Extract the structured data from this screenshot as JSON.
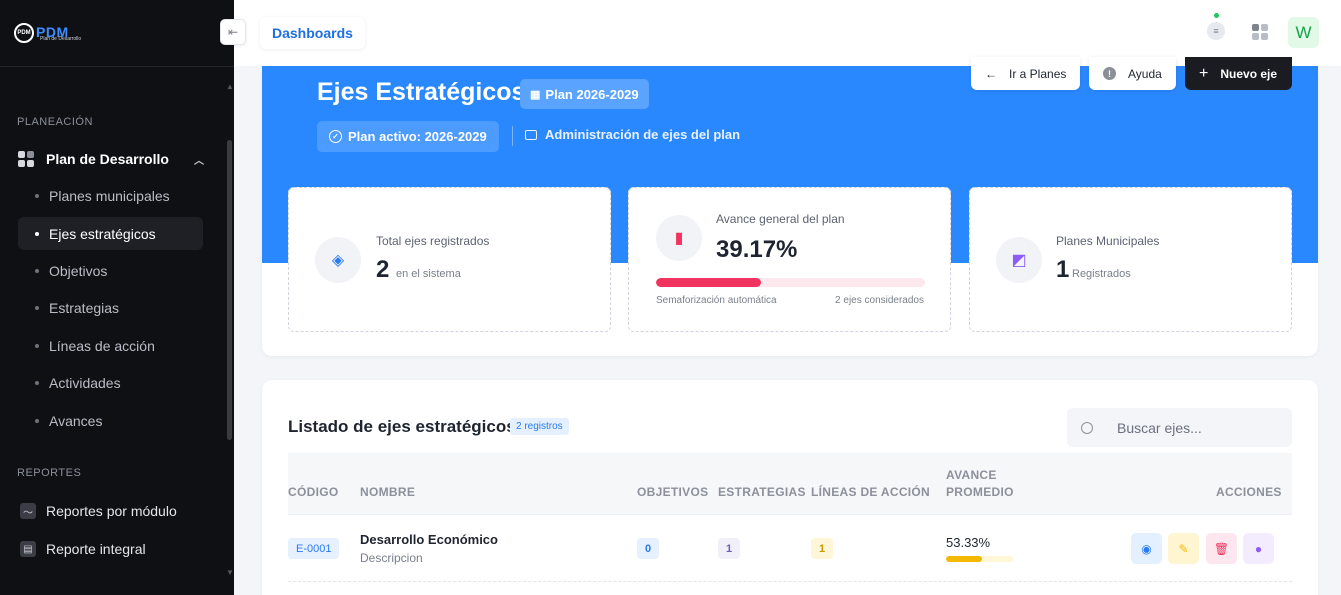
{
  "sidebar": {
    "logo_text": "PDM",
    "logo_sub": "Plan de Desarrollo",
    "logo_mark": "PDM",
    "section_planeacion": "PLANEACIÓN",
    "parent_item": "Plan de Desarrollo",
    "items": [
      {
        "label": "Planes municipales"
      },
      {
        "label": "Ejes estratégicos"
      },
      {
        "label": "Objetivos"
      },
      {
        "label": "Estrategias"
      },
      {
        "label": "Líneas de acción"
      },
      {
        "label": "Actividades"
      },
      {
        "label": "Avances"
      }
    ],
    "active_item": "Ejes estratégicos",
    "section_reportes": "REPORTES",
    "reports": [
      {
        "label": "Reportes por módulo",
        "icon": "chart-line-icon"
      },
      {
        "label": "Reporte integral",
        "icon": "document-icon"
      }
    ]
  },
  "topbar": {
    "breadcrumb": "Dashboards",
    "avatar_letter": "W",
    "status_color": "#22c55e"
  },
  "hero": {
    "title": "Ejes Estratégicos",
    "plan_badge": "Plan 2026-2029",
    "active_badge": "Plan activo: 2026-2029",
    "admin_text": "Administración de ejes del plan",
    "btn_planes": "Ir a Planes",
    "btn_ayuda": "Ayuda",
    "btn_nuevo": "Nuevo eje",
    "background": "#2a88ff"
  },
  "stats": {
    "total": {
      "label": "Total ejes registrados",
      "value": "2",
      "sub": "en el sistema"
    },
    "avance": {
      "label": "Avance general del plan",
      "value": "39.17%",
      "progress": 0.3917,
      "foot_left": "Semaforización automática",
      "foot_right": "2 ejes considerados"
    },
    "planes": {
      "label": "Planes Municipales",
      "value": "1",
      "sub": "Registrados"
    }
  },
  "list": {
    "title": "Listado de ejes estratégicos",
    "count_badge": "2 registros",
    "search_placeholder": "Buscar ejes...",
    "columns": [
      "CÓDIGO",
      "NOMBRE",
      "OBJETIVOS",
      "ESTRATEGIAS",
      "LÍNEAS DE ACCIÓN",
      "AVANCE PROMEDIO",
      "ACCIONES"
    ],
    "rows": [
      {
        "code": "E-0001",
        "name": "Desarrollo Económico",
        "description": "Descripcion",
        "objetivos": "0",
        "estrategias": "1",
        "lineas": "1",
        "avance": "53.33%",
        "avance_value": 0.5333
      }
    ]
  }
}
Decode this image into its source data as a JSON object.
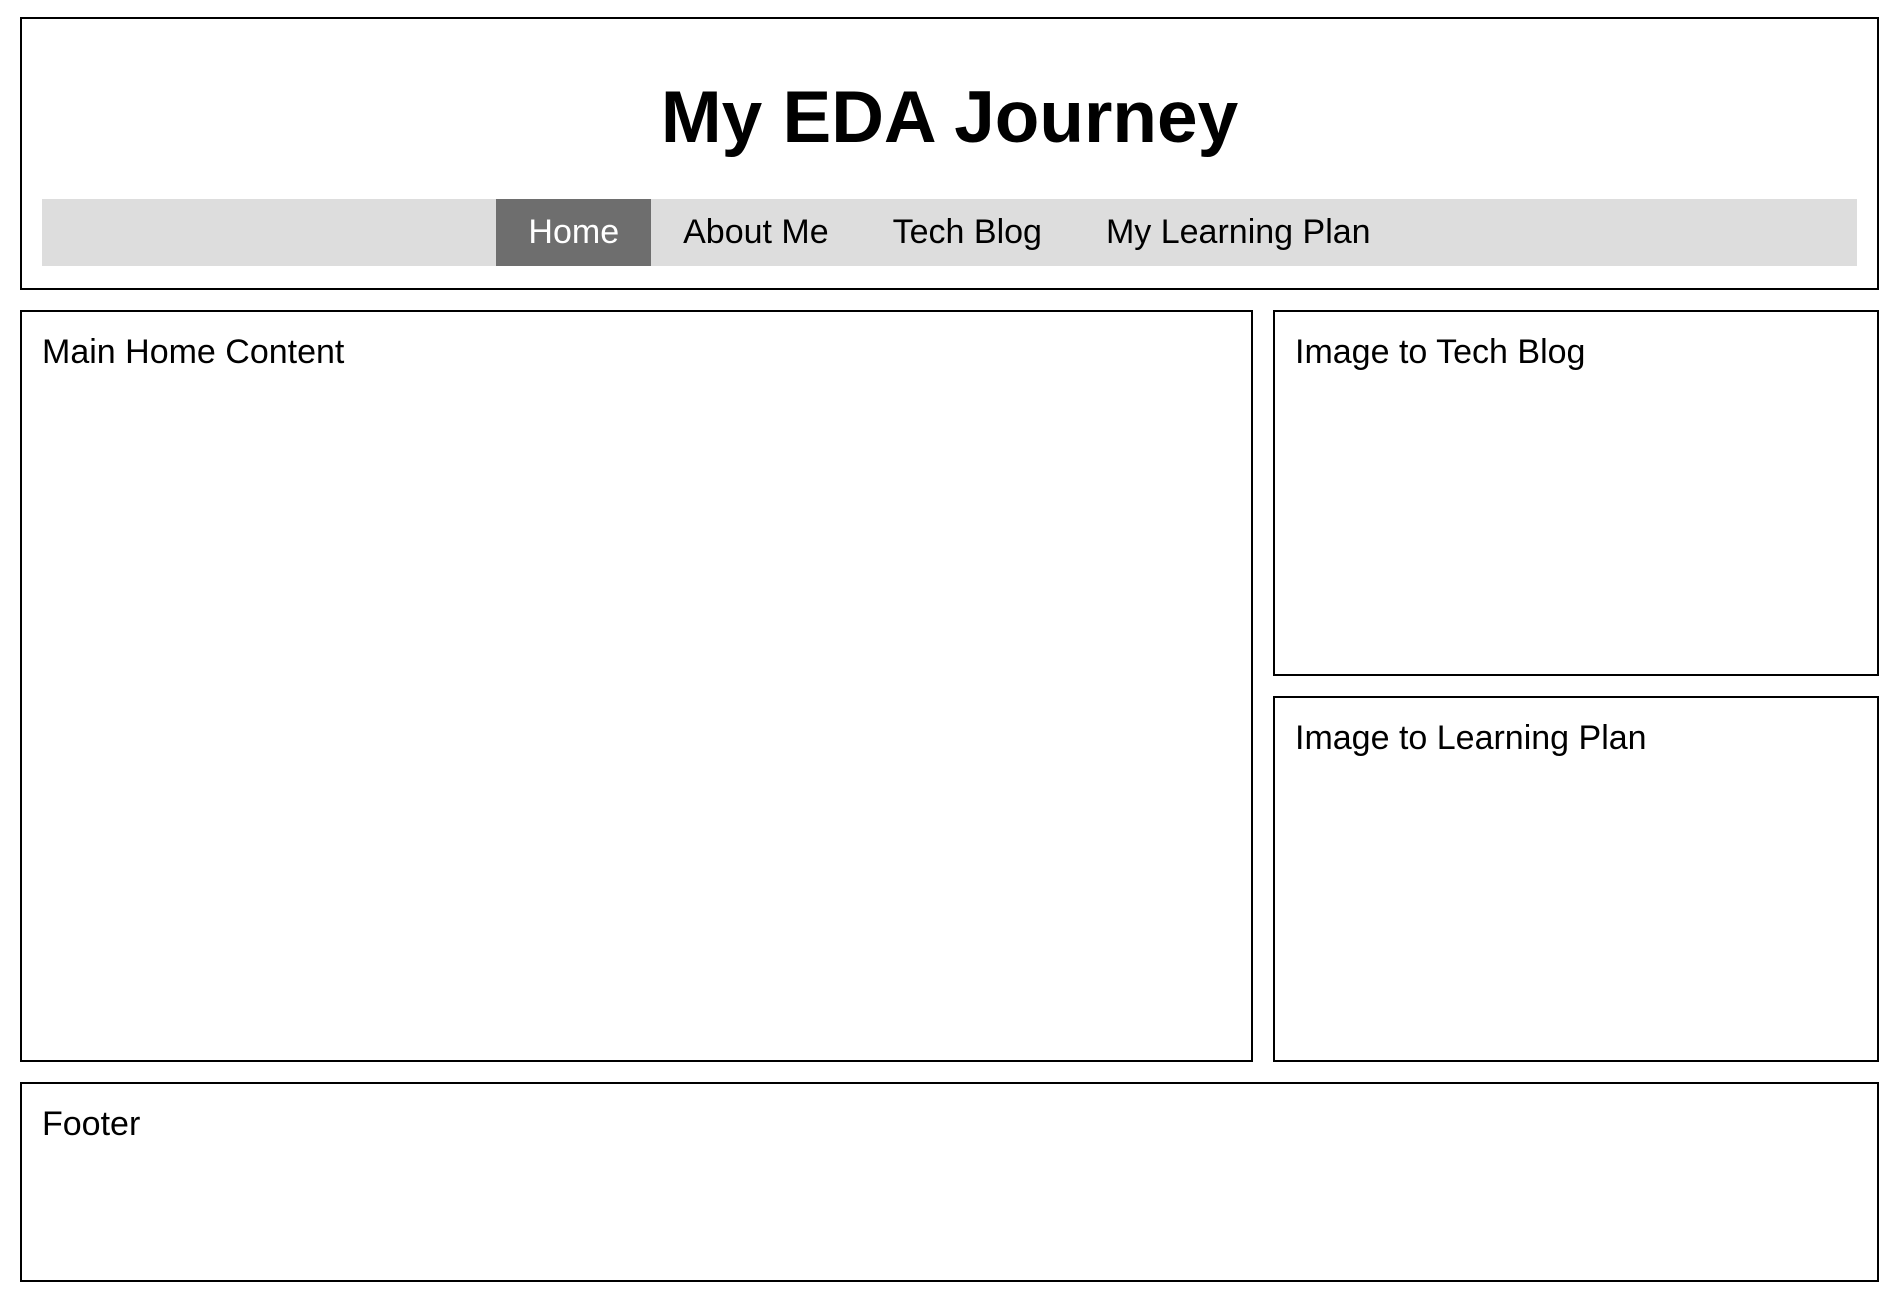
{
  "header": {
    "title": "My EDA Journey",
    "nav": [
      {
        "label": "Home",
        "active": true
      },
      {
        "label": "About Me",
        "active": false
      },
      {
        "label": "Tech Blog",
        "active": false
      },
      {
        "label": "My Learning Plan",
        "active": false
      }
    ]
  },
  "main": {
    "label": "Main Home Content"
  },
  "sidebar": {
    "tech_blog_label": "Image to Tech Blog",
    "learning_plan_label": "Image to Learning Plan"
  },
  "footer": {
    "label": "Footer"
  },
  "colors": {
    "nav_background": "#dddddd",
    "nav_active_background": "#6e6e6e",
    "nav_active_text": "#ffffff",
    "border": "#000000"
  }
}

• • • • • • •

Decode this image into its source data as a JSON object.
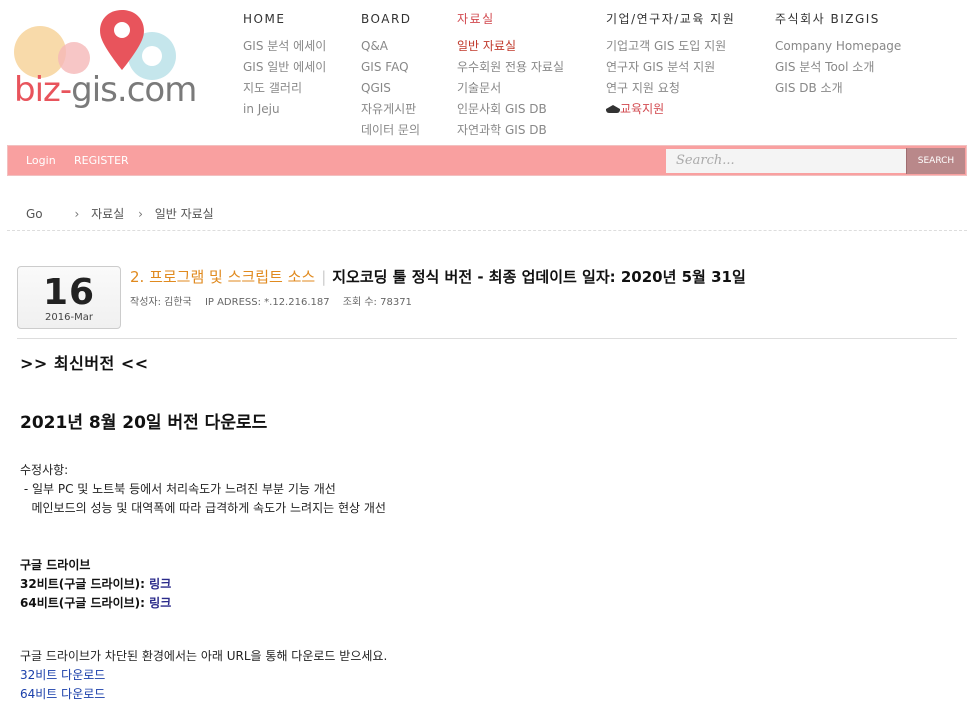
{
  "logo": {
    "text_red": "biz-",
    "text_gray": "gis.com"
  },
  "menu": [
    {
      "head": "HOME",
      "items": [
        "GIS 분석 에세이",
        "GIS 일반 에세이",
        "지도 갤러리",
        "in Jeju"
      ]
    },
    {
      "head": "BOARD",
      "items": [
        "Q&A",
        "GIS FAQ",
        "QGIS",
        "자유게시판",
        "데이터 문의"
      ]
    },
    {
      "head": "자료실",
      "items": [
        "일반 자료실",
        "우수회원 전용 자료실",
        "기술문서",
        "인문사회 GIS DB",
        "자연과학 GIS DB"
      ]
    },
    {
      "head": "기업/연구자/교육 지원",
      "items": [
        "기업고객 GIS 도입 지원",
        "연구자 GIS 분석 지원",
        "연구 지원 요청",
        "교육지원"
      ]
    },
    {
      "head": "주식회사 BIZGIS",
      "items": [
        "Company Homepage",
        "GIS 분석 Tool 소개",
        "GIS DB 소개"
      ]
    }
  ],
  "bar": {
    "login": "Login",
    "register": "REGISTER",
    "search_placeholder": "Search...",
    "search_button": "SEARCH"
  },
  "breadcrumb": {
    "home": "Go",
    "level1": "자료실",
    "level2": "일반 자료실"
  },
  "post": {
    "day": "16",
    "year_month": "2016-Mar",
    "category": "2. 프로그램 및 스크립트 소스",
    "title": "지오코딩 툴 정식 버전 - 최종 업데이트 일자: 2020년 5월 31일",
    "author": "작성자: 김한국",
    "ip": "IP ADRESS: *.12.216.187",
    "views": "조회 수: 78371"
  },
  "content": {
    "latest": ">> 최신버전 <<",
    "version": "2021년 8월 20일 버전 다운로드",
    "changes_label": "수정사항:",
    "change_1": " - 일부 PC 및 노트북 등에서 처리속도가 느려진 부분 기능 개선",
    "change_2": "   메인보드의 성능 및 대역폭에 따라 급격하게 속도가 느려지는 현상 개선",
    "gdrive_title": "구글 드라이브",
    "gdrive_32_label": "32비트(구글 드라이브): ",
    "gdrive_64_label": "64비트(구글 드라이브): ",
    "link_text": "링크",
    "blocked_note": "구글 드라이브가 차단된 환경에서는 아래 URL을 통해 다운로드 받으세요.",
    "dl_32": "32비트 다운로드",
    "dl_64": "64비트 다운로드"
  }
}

• • • • • • •

*STATED EXERCISE:*
How many of the lines above include the word "다운로드"? Respond with the number alone.

*RESULT OF THIS TASK:*
4